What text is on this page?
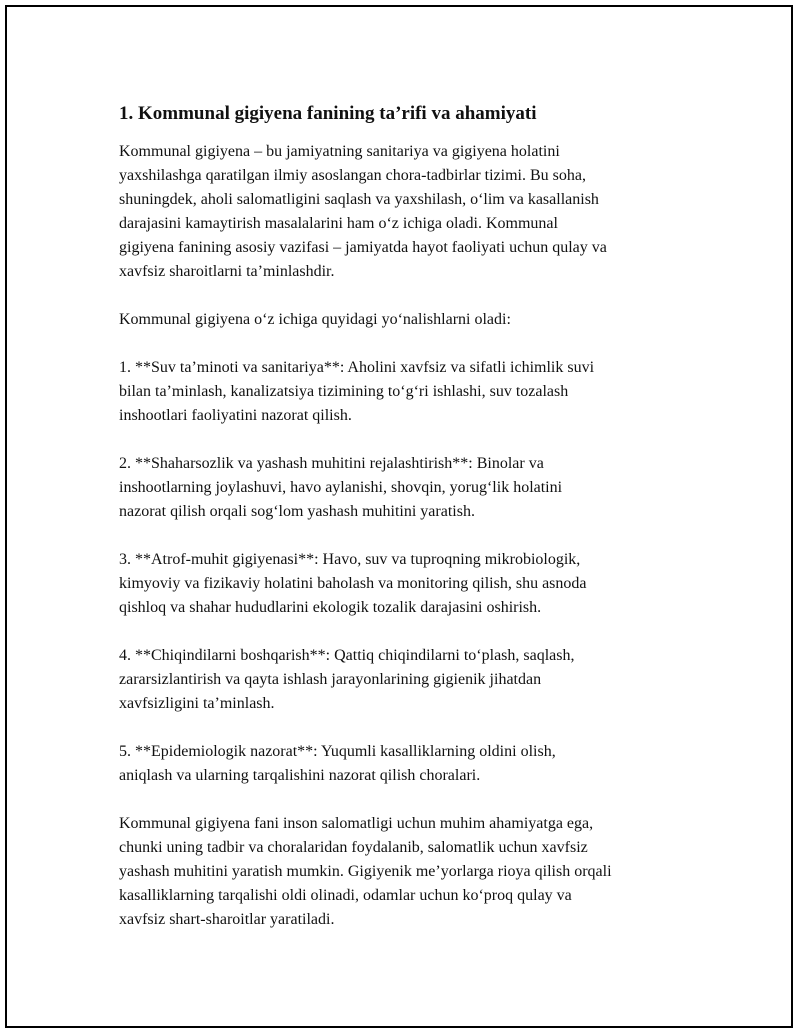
1. Kommunal gigiyena fanining ta’rifi va ahamiyati

Kommunal gigiyena – bu jamiyatning sanitariya va gigiyena holatini
yaxshilashga qaratilgan ilmiy asoslangan chora-tadbirlar tizimi. Bu soha,
shuningdek, aholi salomatligini saqlash va yaxshilash, o‘lim va kasallanish
darajasini kamaytirish masalalarini ham o‘z ichiga oladi. Kommunal
gigiyena fanining asosiy vazifasi – jamiyatda hayot faoliyati uchun qulay va
xavfsiz sharoitlarni ta’minlashdir.

Kommunal gigiyena o‘z ichiga quyidagi yo‘nalishlarni oladi:

1. **Suv ta’minoti va sanitariya**: Aholini xavfsiz va sifatli ichimlik suvi
bilan ta’minlash, kanalizatsiya tizimining to‘g‘ri ishlashi, suv tozalash
inshootlari faoliyatini nazorat qilish.

2. **Shaharsozlik va yashash muhitini rejalashtirish**: Binolar va
inshootlarning joylashuvi, havo aylanishi, shovqin, yorug‘lik holatini
nazorat qilish orqali sog‘lom yashash muhitini yaratish.

3. **Atrof-muhit gigiyenasi**: Havo, suv va tuproqning mikrobiologik,
kimyoviy va fizikaviy holatini baholash va monitoring qilish, shu asnoda
qishloq va shahar hududlarini ekologik tozalik darajasini oshirish.

4. **Chiqindilarni boshqarish**: Qattiq chiqindilarni to‘plash, saqlash,
zararsizlantirish va qayta ishlash jarayonlarining gigienik jihatdan
xavfsizligini ta’minlash.

5. **Epidemiologik nazorat**: Yuqumli kasalliklarning oldini olish,
aniqlash va ularning tarqalishini nazorat qilish choralari.

Kommunal gigiyena fani inson salomatligi uchun muhim ahamiyatga ega,
chunki uning tadbir va choralaridan foydalanib, salomatlik uchun xavfsiz
yashash muhitini yaratish mumkin. Gigiyenik me’yorlarga rioya qilish orqali
kasalliklarning tarqalishi oldi olinadi, odamlar uchun ko‘proq qulay va
xavfsiz shart-sharoitlar yaratiladi.
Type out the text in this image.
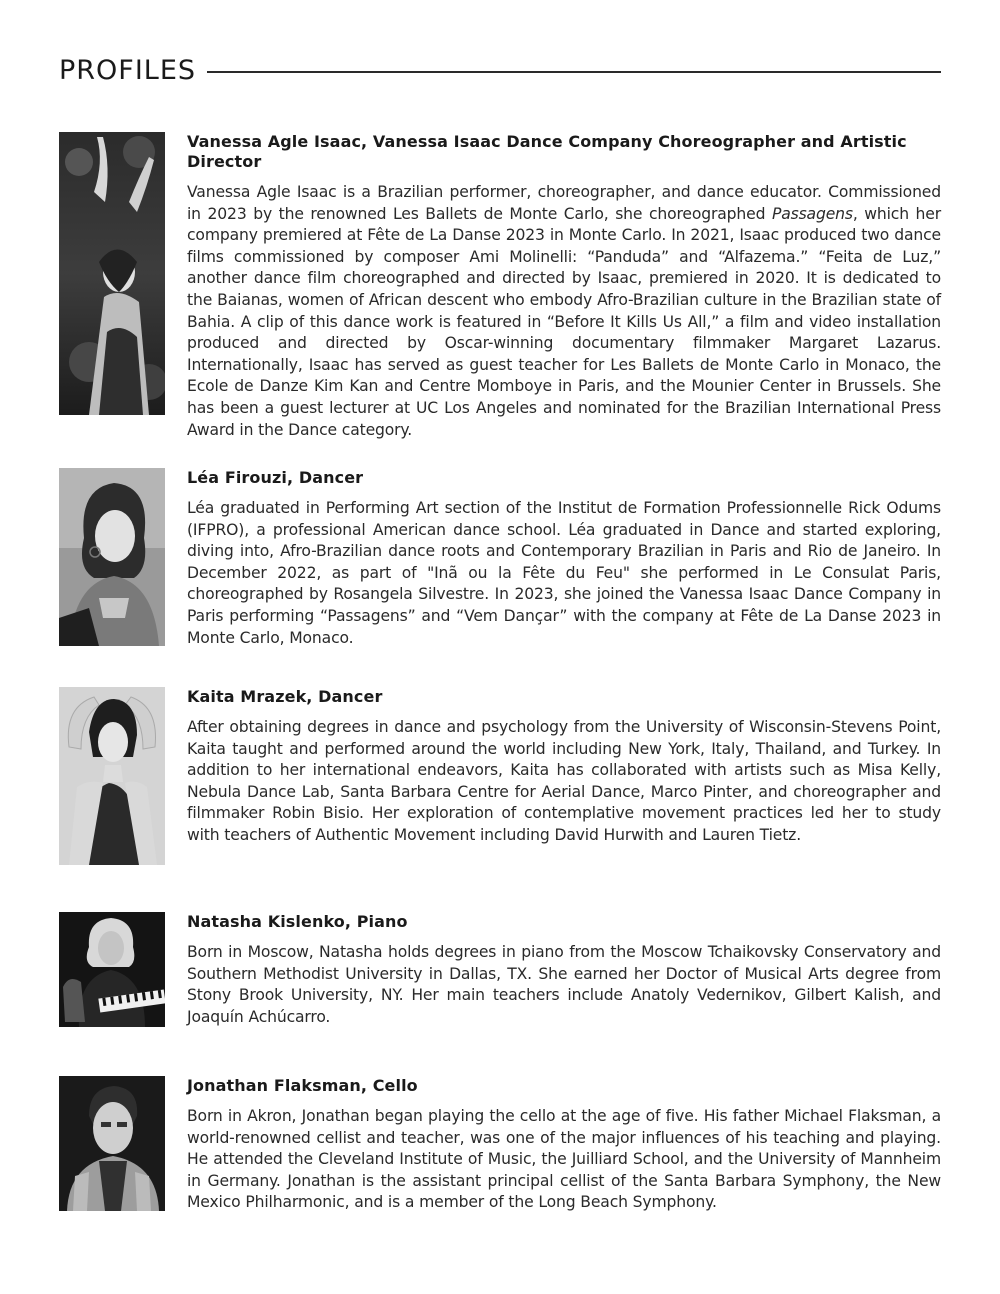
PROFILES

Vanessa Agle Isaac, Vanessa Isaac Dance Company Choreographer and Artistic Director

Vanessa Agle Isaac is a Brazilian performer, choreographer, and dance educator. Commissioned in 2023 by the renowned Les Ballets de Monte Carlo, she choreographed Passagens, which her company premiered at Fête de La Danse 2023 in Monte Carlo. In 2021, Isaac produced two dance films commissioned by composer Ami Molinelli: “Panduda” and “Alfazema.” “Feita de Luz,” another dance film choreographed and directed by Isaac, premiered in 2020. It is dedicated to the Baianas, women of African descent who embody Afro-Brazilian culture in the Brazilian state of Bahia. A clip of this dance work is featured in “Before It Kills Us All,” a film and video installation produced and directed by Oscar-winning documentary filmmaker Margaret Lazarus. Internationally, Isaac has served as guest teacher for Les Ballets de Monte Carlo in Monaco, the Ecole de Danze Kim Kan and Centre Momboye in Paris, and the Mounier Center in Brussels. She has been a guest lecturer at UC Los Angeles and nominated for the Brazilian International Press Award in the Dance category.

Léa Firouzi, Dancer

Léa graduated in Performing Art section of the Institut de Formation Professionnelle Rick Odums (IFPRO), a professional American dance school. Léa graduated in Dance and started exploring, diving into, Afro-Brazilian dance roots and Contemporary Brazilian in Paris and Rio de Janeiro. In December 2022, as part of "Inã ou la Fête du Feu" she performed in Le Consulat Paris, choreographed by Rosangela Silvestre. In 2023, she joined the Vanessa Isaac Dance Company in Paris performing “Passagens” and “Vem Dançar” with the company at Fête de La Danse 2023 in Monte Carlo, Monaco.

Kaita Mrazek, Dancer

After obtaining degrees in dance and psychology from the University of Wisconsin-Stevens Point, Kaita taught and performed around the world including New York, Italy, Thailand, and Turkey. In addition to her international endeavors, Kaita has collaborated with artists such as Misa Kelly, Nebula Dance Lab, Santa Barbara Centre for Aerial Dance, Marco Pinter, and choreographer and filmmaker Robin Bisio. Her exploration of contemplative movement practices led her to study with teachers of Authentic Movement including David Hurwith and Lauren Tietz.

Natasha Kislenko, Piano

Born in Moscow, Natasha holds degrees in piano from the Moscow Tchaikovsky Conservatory and Southern Methodist University in Dallas, TX. She earned her Doctor of Musical Arts degree from Stony Brook University, NY. Her main teachers include Anatoly Vedernikov, Gilbert Kalish, and Joaquín Achúcarro.

Jonathan Flaksman, Cello

Born in Akron, Jonathan began playing the cello at the age of five. His father Michael Flaksman, a world-renowned cellist and teacher, was one of the major influences of his teaching and playing. He attended the Cleveland Institute of Music, the Juilliard School, and the University of Mannheim in Germany. Jonathan is the assistant principal cellist of the Santa Barbara Symphony, the New Mexico Philharmonic, and is a member of the Long Beach Symphony.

▸ **Set task**
Identify all lines where the word "Born" shows up. Copy them.

▸ **Correct output**
Born in Moscow, Natasha holds degrees in piano from the Moscow Tchaikovsky Conservatory and Southern Methodist University in Dallas, TX. She earned her Doctor of Musical Arts degree from Stony Brook University, NY. Her main teachers include Anatoly Vedernikov, Gilbert Kalish, and Joaquín Achúcarro.
Born in Akron, Jonathan began playing the cello at the age of five. His father Michael Flaksman, a world-renowned cellist and teacher, was one of the major influences of his teaching and playing. He attended the Cleveland Institute of Music, the Juilliard School, and the University of Mannheim in Germany. Jonathan is the assistant principal cellist of the Santa Barbara Symphony, the New Mexico Philharmonic, and is a member of the Long Beach Symphony.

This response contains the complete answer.